[START OF Recorded information]

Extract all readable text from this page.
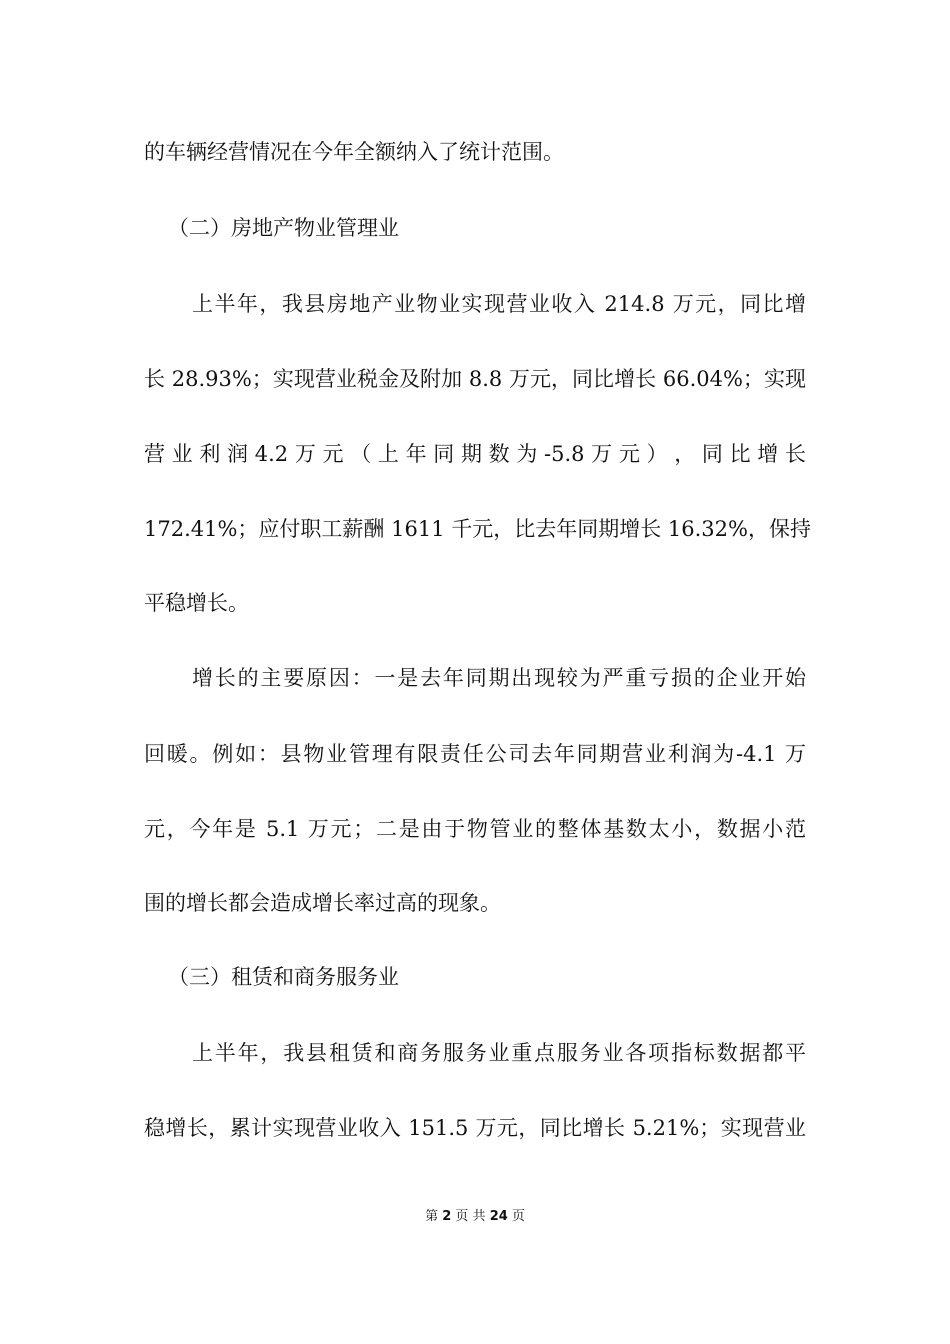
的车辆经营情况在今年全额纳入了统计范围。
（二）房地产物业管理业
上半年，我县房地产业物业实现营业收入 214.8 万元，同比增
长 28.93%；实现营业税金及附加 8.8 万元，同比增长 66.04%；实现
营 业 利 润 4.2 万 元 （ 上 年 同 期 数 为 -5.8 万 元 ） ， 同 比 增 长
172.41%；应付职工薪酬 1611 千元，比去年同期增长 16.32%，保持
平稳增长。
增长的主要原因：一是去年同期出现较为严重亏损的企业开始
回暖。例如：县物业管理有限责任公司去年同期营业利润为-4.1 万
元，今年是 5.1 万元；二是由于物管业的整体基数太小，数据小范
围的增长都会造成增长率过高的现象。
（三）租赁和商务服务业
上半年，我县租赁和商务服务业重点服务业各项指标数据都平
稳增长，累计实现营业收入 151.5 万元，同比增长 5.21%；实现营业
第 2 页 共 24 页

[END OF Recorded information]
[START OF Recorded information]

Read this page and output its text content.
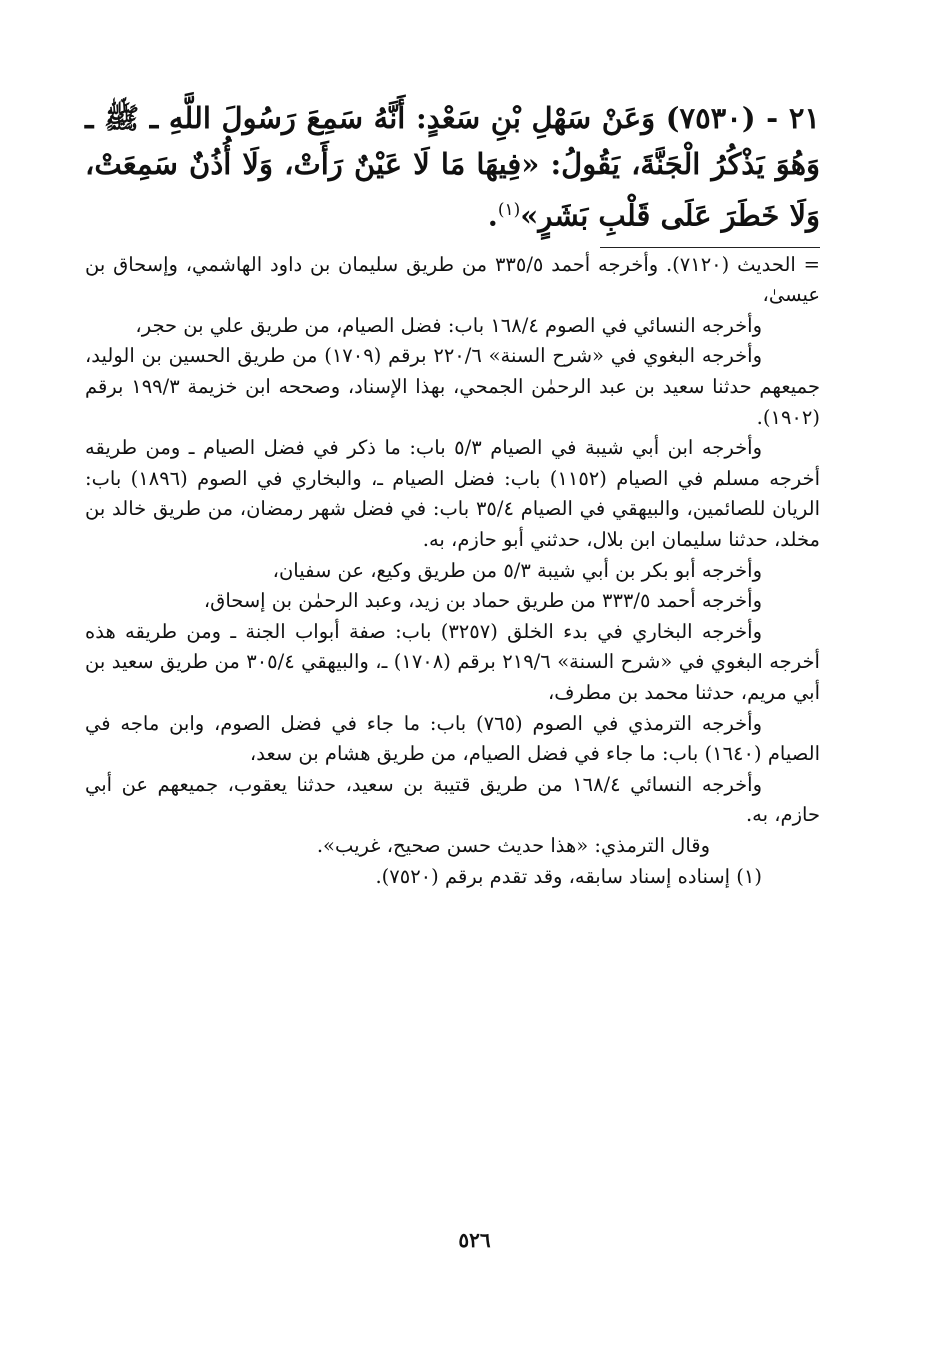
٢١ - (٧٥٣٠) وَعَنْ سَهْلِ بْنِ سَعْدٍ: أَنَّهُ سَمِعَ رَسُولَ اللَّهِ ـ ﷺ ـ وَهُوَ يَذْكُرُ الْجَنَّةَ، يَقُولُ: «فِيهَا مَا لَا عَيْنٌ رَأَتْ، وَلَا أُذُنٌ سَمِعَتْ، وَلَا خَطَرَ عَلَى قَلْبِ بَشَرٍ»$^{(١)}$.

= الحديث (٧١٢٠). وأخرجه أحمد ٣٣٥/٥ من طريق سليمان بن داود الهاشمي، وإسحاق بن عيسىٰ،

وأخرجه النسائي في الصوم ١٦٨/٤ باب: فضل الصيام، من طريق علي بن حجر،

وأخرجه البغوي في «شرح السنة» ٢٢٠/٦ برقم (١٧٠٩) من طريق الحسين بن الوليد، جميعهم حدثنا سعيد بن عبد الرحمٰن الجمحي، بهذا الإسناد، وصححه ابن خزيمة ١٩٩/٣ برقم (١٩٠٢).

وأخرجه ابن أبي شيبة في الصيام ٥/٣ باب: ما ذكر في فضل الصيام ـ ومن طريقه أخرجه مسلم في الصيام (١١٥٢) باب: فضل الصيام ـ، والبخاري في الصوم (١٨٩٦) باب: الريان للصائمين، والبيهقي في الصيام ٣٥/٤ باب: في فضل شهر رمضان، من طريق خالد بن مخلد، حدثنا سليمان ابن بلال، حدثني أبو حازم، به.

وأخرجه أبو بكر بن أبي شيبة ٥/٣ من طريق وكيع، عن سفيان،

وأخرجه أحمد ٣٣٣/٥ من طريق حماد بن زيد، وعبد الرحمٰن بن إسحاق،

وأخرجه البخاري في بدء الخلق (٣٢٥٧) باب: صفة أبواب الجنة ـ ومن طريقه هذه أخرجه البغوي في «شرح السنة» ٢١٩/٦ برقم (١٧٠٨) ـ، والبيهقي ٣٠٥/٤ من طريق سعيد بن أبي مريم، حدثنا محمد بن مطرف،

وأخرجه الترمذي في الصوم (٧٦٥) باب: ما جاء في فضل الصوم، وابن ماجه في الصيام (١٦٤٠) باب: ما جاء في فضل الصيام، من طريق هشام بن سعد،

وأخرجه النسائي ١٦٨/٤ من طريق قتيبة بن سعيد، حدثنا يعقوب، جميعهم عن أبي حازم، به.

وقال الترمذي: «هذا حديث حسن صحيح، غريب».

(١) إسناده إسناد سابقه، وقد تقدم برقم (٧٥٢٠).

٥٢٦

[END OF Recorded information]

Instruction — Copy each line above that contains the word "حدثنا".

Full answer —
وأخرجه البغوي في «شرح السنة» ٢٢٠/٦ برقم (١٧٠٩) من طريق الحسين بن الوليد، جميعهم حدثنا سعيد بن عبد الرحمٰن الجمحي، بهذا الإسناد، وصححه ابن خزيمة ١٩٩/٣ برقم (١٩٠٢).
وأخرجه ابن أبي شيبة في الصيام ٥/٣ باب: ما ذكر في فضل الصيام ـ ومن طريقه أخرجه مسلم في الصيام (١١٥٢) باب: فضل الصيام ـ، والبخاري في الصوم (١٨٩٦) باب: الريان للصائمين، والبيهقي في الصيام ٣٥/٤ باب: في فضل شهر رمضان، من طريق خالد بن مخلد، حدثنا سليمان ابن بلال، حدثني أبو حازم، به.
وأخرجه البخاري في بدء الخلق (٣٢٥٧) باب: صفة أبواب الجنة ـ ومن طريقه هذه أخرجه البغوي في «شرح السنة» ٢١٩/٦ برقم (١٧٠٨) ـ، والبيهقي ٣٠٥/٤ من طريق سعيد بن أبي مريم، حدثنا محمد بن مطرف،
وأخرجه النسائي ١٦٨/٤ من طريق قتيبة بن سعيد، حدثنا يعقوب، جميعهم عن أبي حازم، به.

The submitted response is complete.